WHAT YOU ARE ASKED TO DO: Extract the lines of the listing from its first line through the line containing "scenario-label-1-0: Epidémia by", inclusive, and copy them unchanged.

━━━ RECORD SET ━━━

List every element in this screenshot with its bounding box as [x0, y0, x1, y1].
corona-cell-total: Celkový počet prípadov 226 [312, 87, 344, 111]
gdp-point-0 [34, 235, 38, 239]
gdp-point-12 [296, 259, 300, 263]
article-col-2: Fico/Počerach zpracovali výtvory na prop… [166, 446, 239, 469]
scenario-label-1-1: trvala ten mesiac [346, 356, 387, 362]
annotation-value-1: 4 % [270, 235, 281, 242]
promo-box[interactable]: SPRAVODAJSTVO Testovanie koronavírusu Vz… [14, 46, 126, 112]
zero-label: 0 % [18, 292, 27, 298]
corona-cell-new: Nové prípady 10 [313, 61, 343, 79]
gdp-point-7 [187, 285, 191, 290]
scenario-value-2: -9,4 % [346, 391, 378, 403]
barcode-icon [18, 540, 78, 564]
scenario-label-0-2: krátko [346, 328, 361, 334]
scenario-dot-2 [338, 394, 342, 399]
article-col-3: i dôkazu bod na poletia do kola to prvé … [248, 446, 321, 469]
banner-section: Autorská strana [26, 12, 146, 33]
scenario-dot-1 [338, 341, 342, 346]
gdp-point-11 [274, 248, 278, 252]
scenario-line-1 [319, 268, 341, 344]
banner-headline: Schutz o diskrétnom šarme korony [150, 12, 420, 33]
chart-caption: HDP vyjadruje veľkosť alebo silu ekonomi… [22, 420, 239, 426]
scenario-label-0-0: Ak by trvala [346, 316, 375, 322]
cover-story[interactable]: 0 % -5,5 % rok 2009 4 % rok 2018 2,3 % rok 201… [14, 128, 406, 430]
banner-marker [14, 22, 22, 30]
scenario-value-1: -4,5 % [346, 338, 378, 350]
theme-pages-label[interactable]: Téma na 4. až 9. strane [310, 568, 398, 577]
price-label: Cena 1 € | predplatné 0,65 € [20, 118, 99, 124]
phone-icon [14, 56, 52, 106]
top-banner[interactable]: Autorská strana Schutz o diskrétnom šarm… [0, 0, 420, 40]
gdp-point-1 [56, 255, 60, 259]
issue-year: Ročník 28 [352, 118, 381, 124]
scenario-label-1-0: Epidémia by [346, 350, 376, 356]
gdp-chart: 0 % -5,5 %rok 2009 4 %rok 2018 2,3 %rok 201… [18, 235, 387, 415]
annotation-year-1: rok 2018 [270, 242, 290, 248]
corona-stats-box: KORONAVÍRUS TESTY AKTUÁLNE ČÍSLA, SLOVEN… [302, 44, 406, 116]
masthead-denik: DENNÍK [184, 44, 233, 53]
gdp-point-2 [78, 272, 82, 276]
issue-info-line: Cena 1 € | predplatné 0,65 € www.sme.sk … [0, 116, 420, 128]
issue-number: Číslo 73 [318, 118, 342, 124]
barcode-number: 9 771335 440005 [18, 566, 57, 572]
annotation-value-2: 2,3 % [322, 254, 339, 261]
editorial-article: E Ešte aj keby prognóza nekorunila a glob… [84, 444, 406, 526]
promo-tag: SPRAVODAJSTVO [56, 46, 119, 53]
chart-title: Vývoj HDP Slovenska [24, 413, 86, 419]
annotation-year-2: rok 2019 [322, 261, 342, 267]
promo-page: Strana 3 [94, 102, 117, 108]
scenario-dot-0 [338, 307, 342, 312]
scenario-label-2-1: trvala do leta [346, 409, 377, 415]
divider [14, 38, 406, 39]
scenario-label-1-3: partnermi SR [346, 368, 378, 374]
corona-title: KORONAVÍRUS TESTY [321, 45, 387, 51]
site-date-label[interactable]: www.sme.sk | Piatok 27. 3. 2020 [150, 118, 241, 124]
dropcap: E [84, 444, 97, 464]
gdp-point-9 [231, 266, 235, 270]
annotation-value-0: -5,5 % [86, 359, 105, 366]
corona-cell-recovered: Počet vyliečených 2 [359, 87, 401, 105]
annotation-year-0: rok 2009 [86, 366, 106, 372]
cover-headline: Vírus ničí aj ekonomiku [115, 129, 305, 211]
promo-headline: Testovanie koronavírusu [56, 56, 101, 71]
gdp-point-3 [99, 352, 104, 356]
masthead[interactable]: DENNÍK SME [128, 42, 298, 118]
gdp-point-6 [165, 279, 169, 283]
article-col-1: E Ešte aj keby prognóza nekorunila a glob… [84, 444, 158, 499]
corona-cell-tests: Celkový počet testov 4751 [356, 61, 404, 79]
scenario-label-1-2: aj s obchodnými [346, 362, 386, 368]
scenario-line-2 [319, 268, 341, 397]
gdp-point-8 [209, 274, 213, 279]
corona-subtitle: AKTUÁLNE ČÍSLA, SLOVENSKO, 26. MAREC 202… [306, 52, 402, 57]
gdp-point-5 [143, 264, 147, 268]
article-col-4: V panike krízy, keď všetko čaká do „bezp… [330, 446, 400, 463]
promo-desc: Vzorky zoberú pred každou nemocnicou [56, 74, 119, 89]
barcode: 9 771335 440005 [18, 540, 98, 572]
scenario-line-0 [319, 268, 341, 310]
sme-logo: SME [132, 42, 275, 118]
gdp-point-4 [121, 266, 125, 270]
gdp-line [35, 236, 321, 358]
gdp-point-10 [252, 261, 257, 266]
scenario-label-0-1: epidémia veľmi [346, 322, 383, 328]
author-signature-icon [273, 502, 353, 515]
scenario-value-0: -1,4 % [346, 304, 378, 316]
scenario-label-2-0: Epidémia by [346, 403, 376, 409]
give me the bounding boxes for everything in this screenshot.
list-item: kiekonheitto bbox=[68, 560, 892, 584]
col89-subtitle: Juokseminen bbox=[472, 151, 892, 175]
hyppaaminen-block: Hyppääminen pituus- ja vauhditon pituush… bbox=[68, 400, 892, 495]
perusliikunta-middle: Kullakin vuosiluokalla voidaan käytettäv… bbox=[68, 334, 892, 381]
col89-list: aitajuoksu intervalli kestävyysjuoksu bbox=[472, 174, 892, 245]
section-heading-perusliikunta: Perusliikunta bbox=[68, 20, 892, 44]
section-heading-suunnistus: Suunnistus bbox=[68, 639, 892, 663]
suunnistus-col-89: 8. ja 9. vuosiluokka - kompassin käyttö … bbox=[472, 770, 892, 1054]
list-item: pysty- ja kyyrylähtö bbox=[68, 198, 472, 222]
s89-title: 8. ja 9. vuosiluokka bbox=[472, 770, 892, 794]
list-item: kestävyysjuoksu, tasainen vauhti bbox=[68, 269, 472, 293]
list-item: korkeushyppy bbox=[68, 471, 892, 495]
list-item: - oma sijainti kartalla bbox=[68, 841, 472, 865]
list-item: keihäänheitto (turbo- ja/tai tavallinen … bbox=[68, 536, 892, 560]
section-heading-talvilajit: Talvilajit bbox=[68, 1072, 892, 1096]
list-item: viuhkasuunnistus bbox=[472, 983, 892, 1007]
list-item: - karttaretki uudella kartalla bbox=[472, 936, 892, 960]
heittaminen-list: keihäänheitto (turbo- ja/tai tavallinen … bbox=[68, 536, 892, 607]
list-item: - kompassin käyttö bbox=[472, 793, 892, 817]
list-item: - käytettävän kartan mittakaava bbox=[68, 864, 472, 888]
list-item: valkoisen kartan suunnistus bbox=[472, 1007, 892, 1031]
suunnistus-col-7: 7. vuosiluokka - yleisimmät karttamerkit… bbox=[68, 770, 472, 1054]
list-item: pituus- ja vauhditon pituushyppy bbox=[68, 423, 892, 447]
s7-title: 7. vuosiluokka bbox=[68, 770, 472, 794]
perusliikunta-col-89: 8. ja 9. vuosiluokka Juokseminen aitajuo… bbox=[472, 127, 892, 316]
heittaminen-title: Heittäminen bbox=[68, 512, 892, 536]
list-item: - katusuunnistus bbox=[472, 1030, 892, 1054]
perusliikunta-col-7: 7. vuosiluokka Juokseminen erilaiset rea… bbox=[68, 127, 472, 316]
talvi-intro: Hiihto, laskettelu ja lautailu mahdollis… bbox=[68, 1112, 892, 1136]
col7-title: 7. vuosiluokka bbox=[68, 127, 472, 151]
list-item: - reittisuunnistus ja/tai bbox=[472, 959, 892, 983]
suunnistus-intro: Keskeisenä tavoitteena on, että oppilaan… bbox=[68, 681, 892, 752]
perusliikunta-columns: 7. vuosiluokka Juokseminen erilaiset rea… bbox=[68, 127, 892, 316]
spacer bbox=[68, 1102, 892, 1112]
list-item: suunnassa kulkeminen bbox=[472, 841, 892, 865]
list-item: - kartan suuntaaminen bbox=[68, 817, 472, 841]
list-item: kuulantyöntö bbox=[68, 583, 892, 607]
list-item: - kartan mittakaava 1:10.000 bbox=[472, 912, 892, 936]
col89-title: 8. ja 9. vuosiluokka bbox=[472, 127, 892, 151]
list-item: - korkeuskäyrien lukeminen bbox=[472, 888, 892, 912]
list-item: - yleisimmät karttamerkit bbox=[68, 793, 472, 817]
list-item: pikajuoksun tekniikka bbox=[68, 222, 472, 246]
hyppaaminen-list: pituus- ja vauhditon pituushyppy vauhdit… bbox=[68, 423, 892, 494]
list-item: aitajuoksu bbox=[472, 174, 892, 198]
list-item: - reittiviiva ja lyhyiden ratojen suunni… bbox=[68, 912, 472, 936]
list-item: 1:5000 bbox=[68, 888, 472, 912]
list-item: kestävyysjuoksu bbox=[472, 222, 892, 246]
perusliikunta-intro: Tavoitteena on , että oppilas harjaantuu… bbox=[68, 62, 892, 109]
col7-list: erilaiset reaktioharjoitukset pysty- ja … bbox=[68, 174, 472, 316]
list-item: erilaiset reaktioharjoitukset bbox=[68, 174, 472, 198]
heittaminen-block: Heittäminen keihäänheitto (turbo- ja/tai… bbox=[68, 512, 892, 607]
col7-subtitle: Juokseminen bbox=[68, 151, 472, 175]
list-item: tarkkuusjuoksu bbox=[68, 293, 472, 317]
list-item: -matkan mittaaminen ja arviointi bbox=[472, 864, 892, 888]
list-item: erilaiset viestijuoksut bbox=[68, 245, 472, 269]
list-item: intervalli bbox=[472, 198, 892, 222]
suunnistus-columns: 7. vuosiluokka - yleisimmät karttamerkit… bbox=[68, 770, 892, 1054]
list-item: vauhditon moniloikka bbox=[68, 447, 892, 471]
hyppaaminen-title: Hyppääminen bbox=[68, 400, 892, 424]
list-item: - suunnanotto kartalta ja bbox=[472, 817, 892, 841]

━━━

SOLUTION TO THE EXERCISE:
List every element in this screenshot with its bounding box as [x0, y0, x1, y1].
corona-cell-total: Celkový počet prípadov 226 [312, 87, 344, 111]
gdp-point-0 [34, 235, 38, 239]
gdp-point-12 [296, 259, 300, 263]
article-col-2: Fico/Počerach zpracovali výtvory na prop… [166, 446, 239, 469]
scenario-label-1-1: trvala ten mesiac [346, 356, 387, 362]
annotation-value-1: 4 % [270, 235, 281, 242]
promo-box[interactable]: SPRAVODAJSTVO Testovanie koronavírusu Vz… [14, 46, 126, 112]
zero-label: 0 % [18, 292, 27, 298]
corona-cell-new: Nové prípady 10 [313, 61, 343, 79]
gdp-point-7 [187, 285, 191, 290]
scenario-value-2: -9,4 % [346, 391, 378, 403]
barcode-icon [18, 540, 78, 564]
scenario-label-0-2: krátko [346, 328, 361, 334]
scenario-dot-2 [338, 394, 342, 399]
article-col-3: i dôkazu bod na poletia do kola to prvé … [248, 446, 321, 469]
banner-section: Autorská strana [26, 12, 146, 33]
scenario-dot-1 [338, 341, 342, 346]
gdp-point-11 [274, 248, 278, 252]
scenario-line-1 [319, 268, 341, 344]
banner-headline: Schutz o diskrétnom šarme korony [150, 12, 420, 33]
chart-caption: HDP vyjadruje veľkosť alebo silu ekonomi… [22, 420, 239, 426]
scenario-label-0-0: Ak by trvala [346, 316, 375, 322]
cover-story[interactable]: 0 % -5,5 % rok 2009 4 % rok 2018 2,3 % rok 201… [14, 128, 406, 430]
banner-marker [14, 22, 22, 30]
scenario-value-1: -4,5 % [346, 338, 378, 350]
theme-pages-label[interactable]: Téma na 4. až 9. strane [310, 568, 398, 577]
price-label: Cena 1 € | predplatné 0,65 € [20, 118, 99, 124]
phone-icon [14, 56, 52, 106]
top-banner[interactable]: Autorská strana Schutz o diskrétnom šarm… [0, 0, 420, 40]
gdp-point-1 [56, 255, 60, 259]
issue-year: Ročník 28 [352, 118, 381, 124]
scenario-label-1-0: Epidémia by [346, 350, 376, 356]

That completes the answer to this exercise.